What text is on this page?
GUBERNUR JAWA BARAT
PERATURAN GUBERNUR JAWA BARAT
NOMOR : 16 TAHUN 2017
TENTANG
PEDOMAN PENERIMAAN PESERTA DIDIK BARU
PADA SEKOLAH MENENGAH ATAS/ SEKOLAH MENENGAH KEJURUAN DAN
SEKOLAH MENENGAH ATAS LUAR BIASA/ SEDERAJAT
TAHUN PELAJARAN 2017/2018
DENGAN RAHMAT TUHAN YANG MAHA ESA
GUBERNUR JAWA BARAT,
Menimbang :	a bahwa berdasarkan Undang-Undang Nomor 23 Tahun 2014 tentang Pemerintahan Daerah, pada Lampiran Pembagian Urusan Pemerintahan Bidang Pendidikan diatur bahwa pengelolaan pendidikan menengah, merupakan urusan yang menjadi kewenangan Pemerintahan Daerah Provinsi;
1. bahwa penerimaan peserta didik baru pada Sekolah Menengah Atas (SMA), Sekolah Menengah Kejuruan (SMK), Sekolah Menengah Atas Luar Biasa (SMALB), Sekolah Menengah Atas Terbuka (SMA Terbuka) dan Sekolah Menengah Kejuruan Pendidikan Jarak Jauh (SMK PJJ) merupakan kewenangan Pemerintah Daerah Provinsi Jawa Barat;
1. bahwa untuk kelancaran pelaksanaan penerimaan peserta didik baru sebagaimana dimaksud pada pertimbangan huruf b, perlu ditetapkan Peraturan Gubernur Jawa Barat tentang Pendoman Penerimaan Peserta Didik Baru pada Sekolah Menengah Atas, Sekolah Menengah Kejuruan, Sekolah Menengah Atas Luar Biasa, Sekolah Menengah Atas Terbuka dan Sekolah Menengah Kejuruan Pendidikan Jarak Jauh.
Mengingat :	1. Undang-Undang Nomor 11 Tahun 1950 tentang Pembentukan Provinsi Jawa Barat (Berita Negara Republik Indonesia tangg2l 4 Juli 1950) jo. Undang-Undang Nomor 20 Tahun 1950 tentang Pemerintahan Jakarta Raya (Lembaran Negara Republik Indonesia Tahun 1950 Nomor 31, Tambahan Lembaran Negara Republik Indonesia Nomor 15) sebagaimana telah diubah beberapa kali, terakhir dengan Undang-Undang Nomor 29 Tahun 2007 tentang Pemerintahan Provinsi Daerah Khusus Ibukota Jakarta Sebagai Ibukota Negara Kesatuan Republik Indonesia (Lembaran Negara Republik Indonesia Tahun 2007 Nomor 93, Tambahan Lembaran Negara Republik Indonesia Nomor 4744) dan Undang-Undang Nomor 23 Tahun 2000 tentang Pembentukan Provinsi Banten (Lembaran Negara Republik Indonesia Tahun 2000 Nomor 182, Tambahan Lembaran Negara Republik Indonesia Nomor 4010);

- **What needs to be done**
Report how many lines in the data contain the word "Undang", with no words besides the number.

- **Response below**
2